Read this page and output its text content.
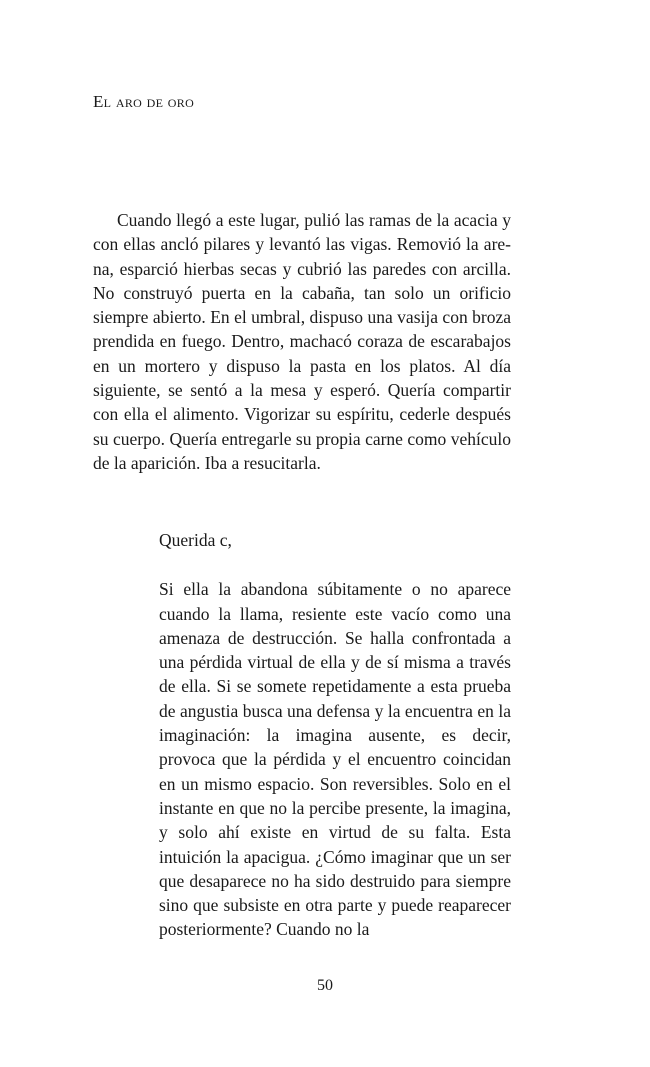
El aro de oro

Cuando llegó a este lugar, pulió las ramas de la acacia y con ellas ancló pilares y levantó las vigas. Removió la arena, esparció hierbas secas y cubrió las paredes con arcilla. No construyó puerta en la cabaña, tan solo un orificio siempre abierto. En el umbral, dispuso una vasija con broza prendida en fuego. Dentro, machacó coraza de escarabajos en un mortero y dispuso la pasta en los platos. Al día siguiente, se sentó a la mesa y esperó. Quería compartir con ella el alimento. Vigorizar su espíritu, cederle después su cuerpo. Quería entregarle su propia carne como vehículo de la aparición. Iba a resucitarla.

Querida c,

Si ella la abandona súbitamente o no aparece cuando la llama, resiente este vacío como una amenaza de destrucción. Se halla confrontada a una pérdida virtual de ella y de sí misma a través de ella. Si se somete repetidamente a esta prueba de angustia busca una defensa y la encuentra en la imaginación: la imagina ausente, es decir, provoca que la pérdida y el encuentro coincidan en un mismo espacio. Son reversibles. Solo en el instante en que no la percibe presente, la imagina, y solo ahí existe en virtud de su falta. Esta intuición la apacigua. ¿Cómo imaginar que un ser que desaparece no ha sido destruido para siempre sino que subsiste en otra parte y puede reaparecer posteriormente? Cuando no la

50
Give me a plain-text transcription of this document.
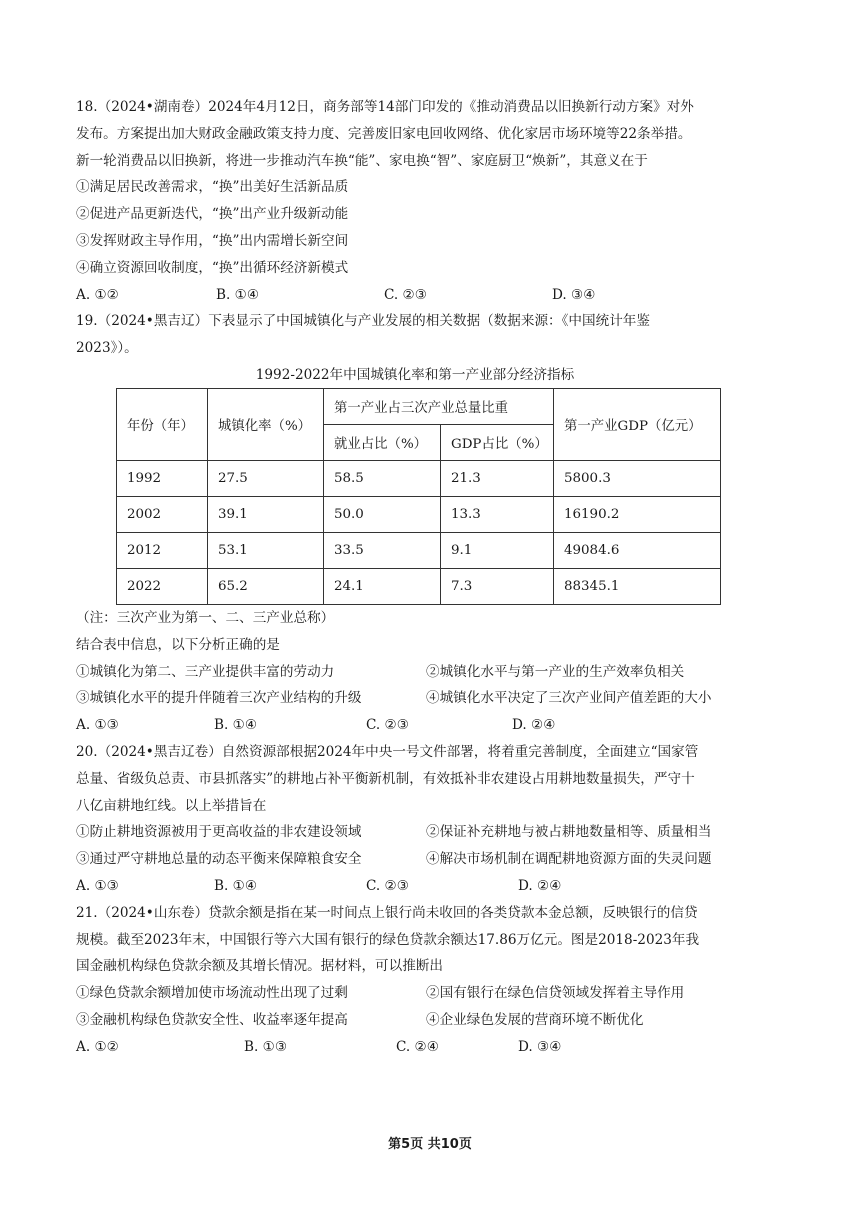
18.（2024•湖南卷）2024年4月12日，商务部等14部门印发的《推动消费品以旧换新行动方案》对外
发布。方案提出加大财政金融政策支持力度、完善废旧家电回收网络、优化家居市场环境等22条举措。
新一轮消费品以旧换新，将进一步推动汽车换“能”、家电换“智”、家庭厨卫“焕新”，其意义在于
①满足居民改善需求，“换”出美好生活新品质
②促进产品更新迭代，“换”出产业升级新动能
③发挥财政主导作用，“换”出内需增长新空间
④确立资源回收制度，“换”出循环经济新模式
A. ①②	B. ①④	C. ②③	D. ③④
19.（2024•黑吉辽）下表显示了中国城镇化与产业发展的相关数据（数据来源：《中国统计年鉴
2023》）。
1992-2022年中国城镇化率和第一产业部分经济指标
年份（年）	城镇化率（%）	第一产业占三次产业总量比重		第一产业GDP（亿元）
		就业占比（%）	GDP占比（%）	
1992	27.5	58.5	21.3	5800.3
2002	39.1	50.0	13.3	16190.2
2012	53.1	33.5	9.1	49084.6
2022	65.2	24.1	7.3	88345.1
（注：三次产业为第一、二、三产业总称）
结合表中信息，以下分析正确的是
①城镇化为第二、三产业提供丰富的劳动力	②城镇化水平与第一产业的生产效率负相关
③城镇化水平的提升伴随着三次产业结构的升级	④城镇化水平决定了三次产业间产值差距的大小
A. ①③	B. ①④	C. ②③	D. ②④
20.（2024•黑吉辽卷）自然资源部根据2024年中央一号文件部署，将着重完善制度，全面建立“国家管
总量、省级负总责、市县抓落实”的耕地占补平衡新机制，有效抵补非农建设占用耕地数量损失，严守十
八亿亩耕地红线。以上举措旨在
①防止耕地资源被用于更高收益的非农建设领域	②保证补充耕地与被占耕地数量相等、质量相当
③通过严守耕地总量的动态平衡来保障粮食安全	④解决市场机制在调配耕地资源方面的失灵问题
A. ①③	B. ①④	C. ②③	D. ②④
21.（2024•山东卷）贷款余额是指在某一时间点上银行尚未收回的各类贷款本金总额，反映银行的信贷
规模。截至2023年末，中国银行等六大国有银行的绿色贷款余额达17.86万亿元。图是2018-2023年我
国金融机构绿色贷款余额及其增长情况。据材料，可以推断出
①绿色贷款余额增加使市场流动性出现了过剩	②国有银行在绿色信贷领域发挥着主导作用
③金融机构绿色贷款安全性、收益率逐年提高	④企业绿色发展的营商环境不断优化
A. ①②	B. ①③	C. ②④	D. ③④
第5页 共10页
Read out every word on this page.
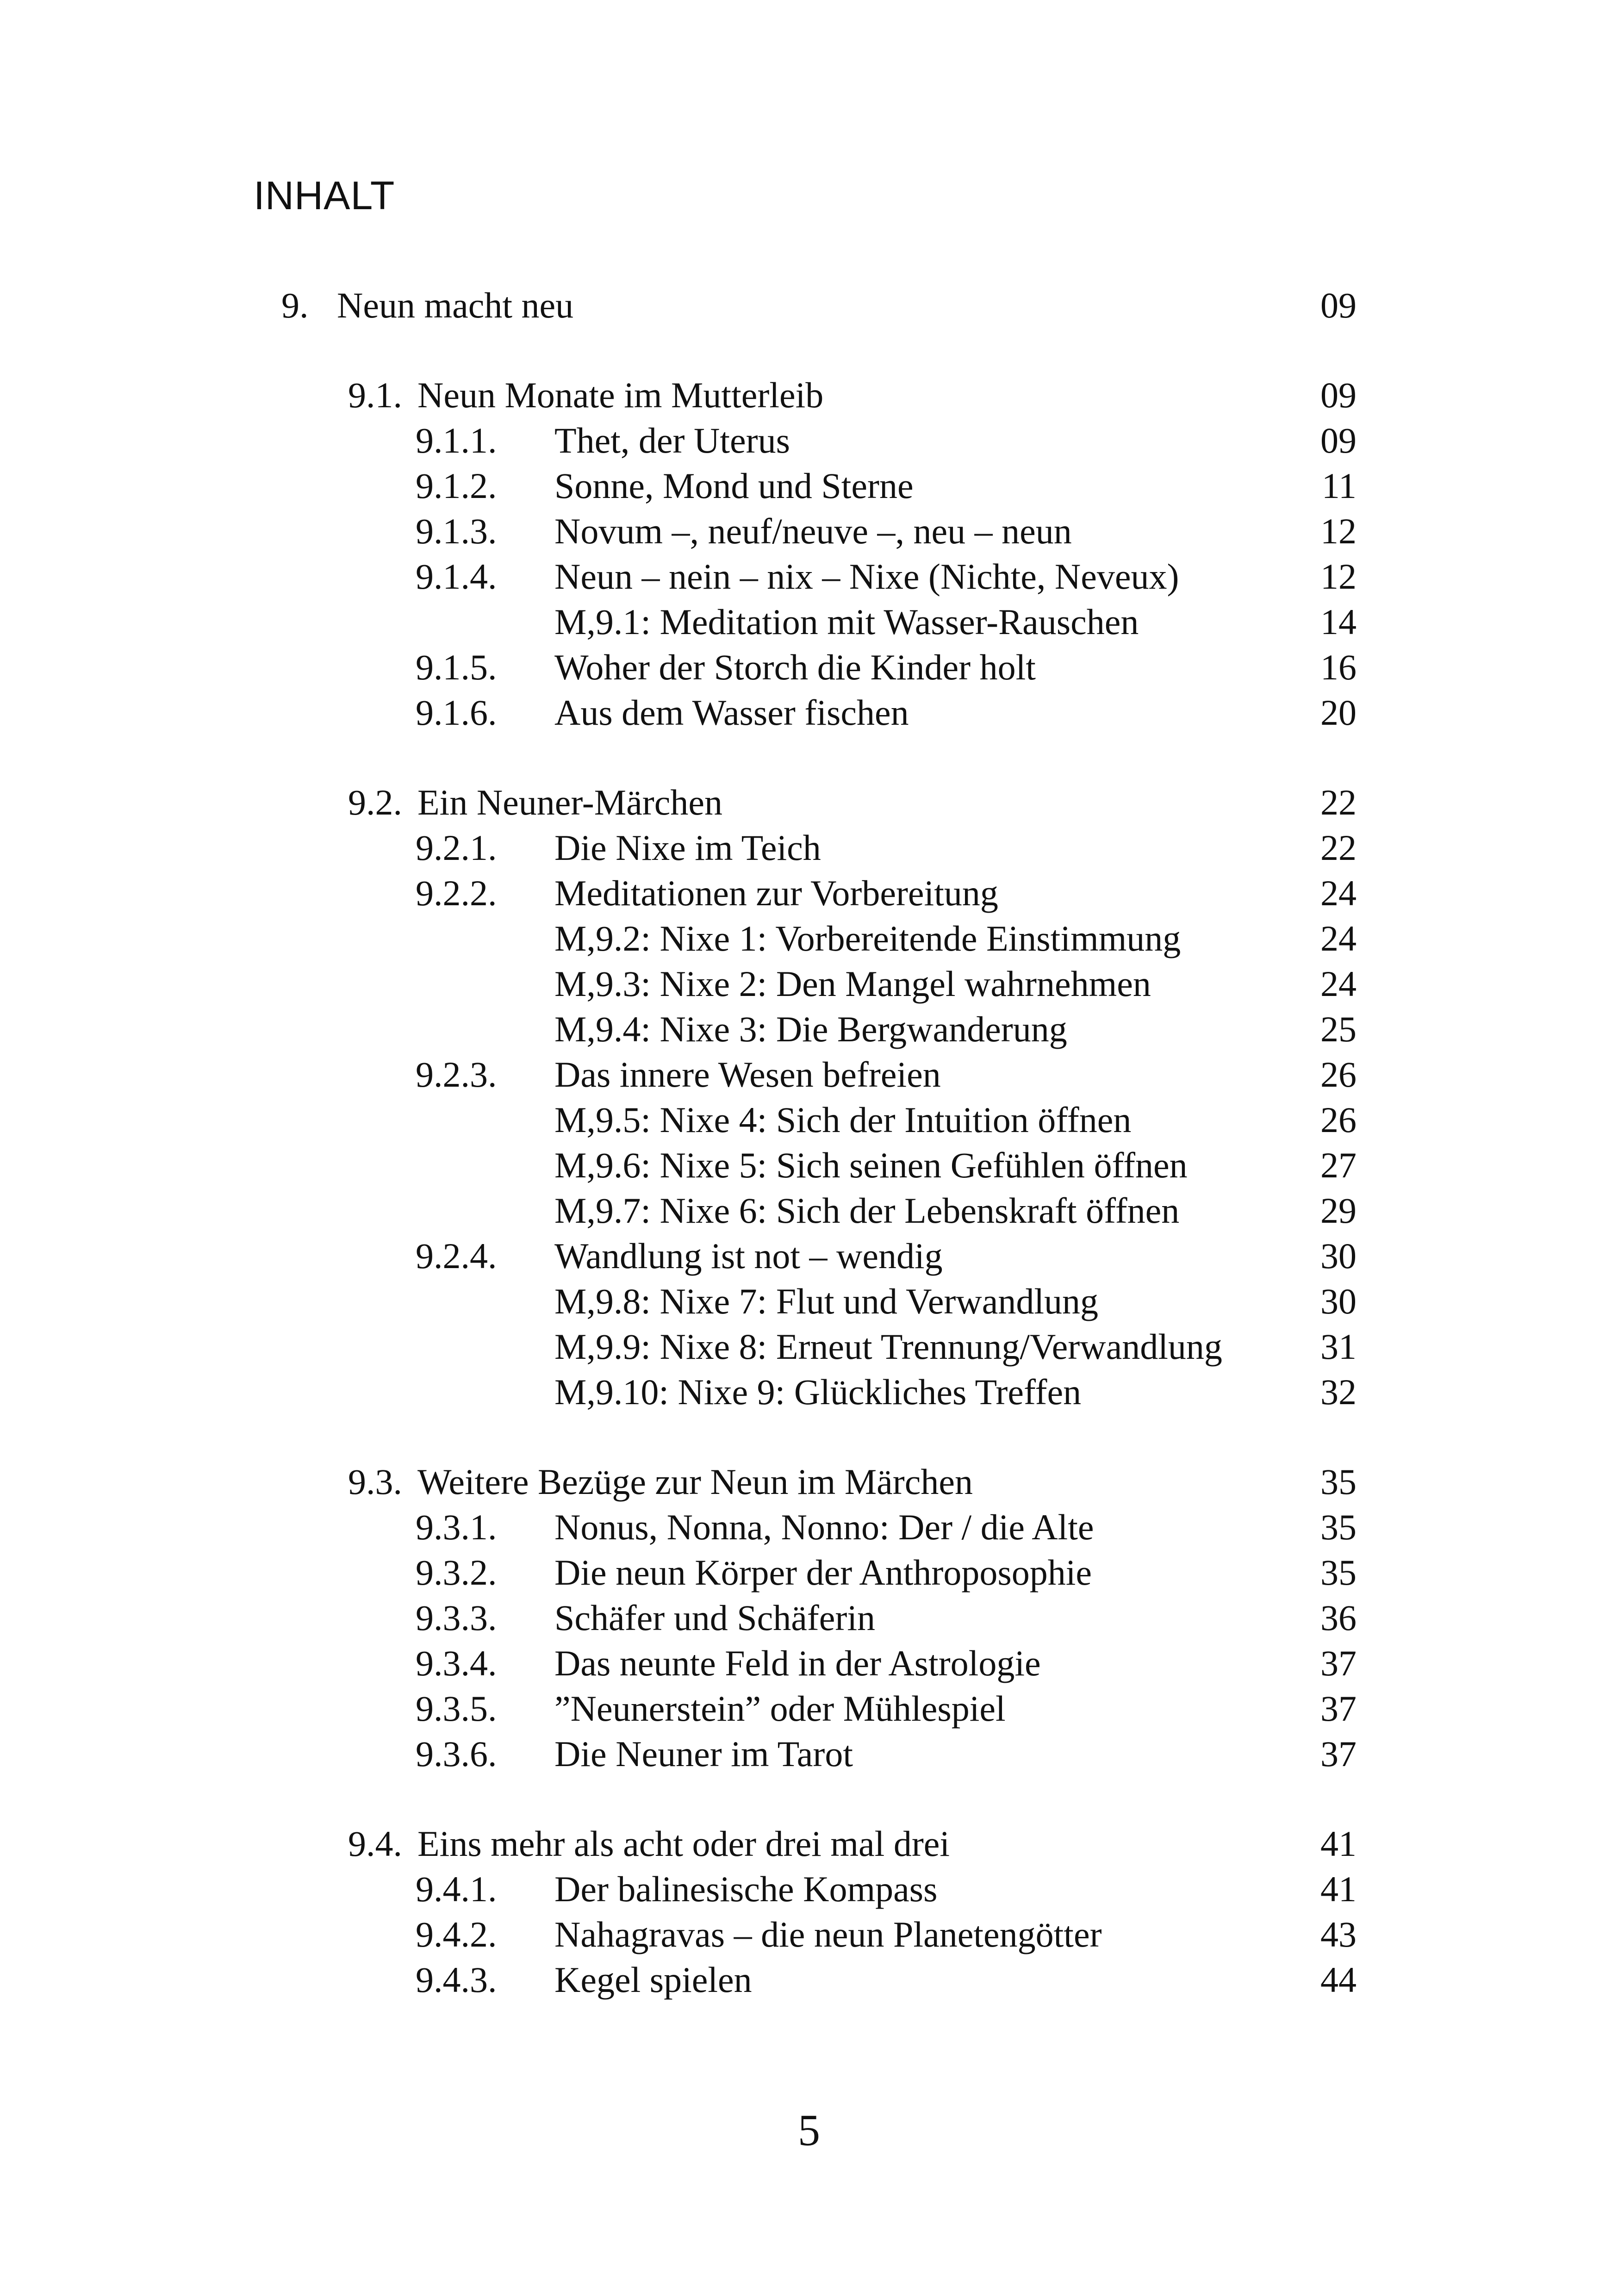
INHALT
9. Neun macht neu	09
9.1. Neun Monate im Mutterleib	09
9.1.1. Thet, der Uterus	09
9.1.2. Sonne, Mond und Sterne	11
9.1.3. Novum –, neuf/neuve –, neu – neun	12
9.1.4. Neun – nein – nix – Nixe (Nichte, Neveux)	12
M,9.1: Meditation mit Wasser-Rauschen	14
9.1.5. Woher der Storch die Kinder holt	16
9.1.6. Aus dem Wasser fischen	20
9.2. Ein Neuner-Märchen	22
9.2.1. Die Nixe im Teich	22
9.2.2. Meditationen zur Vorbereitung	24
M,9.2: Nixe 1: Vorbereitende Einstimmung	24
M,9.3: Nixe 2: Den Mangel wahrnehmen	24
M,9.4: Nixe 3: Die Bergwanderung	25
9.2.3. Das innere Wesen befreien	26
M,9.5: Nixe 4: Sich der Intuition öffnen	26
M,9.6: Nixe 5: Sich seinen Gefühlen öffnen	27
M,9.7: Nixe 6: Sich der Lebenskraft öffnen	29
9.2.4. Wandlung ist not – wendig	30
M,9.8: Nixe 7: Flut und Verwandlung	30
M,9.9: Nixe 8: Erneut Trennung/Verwandlung	31
M,9.10: Nixe 9: Glückliches Treffen	32
9.3. Weitere Bezüge zur Neun im Märchen	35
9.3.1. Nonus, Nonna, Nonno: Der / die Alte	35
9.3.2. Die neun Körper der Anthroposophie	35
9.3.3. Schäfer und Schäferin	36
9.3.4. Das neunte Feld in der Astrologie	37
9.3.5. ”Neunerstein” oder Mühlespiel	37
9.3.6. Die Neuner im Tarot	37
9.4. Eins mehr als acht oder drei mal drei	41
9.4.1. Der balinesische Kompass	41
9.4.2. Nahagravas – die neun Planetengötter	43
9.4.3. Kegel spielen	44
5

#### Exercise:
Using the entries above, find all lines with "Nixe". Copy them.

#### Final result:
9.1.4. Neun – nein – nix – Nixe (Nichte, Neveux)	12
9.2.1. Die Nixe im Teich	22
M,9.2: Nixe 1: Vorbereitende Einstimmung	24
M,9.3: Nixe 2: Den Mangel wahrnehmen	24
M,9.4: Nixe 3: Die Bergwanderung	25
M,9.5: Nixe 4: Sich der Intuition öffnen	26
M,9.6: Nixe 5: Sich seinen Gefühlen öffnen	27
M,9.7: Nixe 6: Sich der Lebenskraft öffnen	29
M,9.8: Nixe 7: Flut und Verwandlung	30
M,9.9: Nixe 8: Erneut Trennung/Verwandlung	31
M,9.10: Nixe 9: Glückliches Treffen	32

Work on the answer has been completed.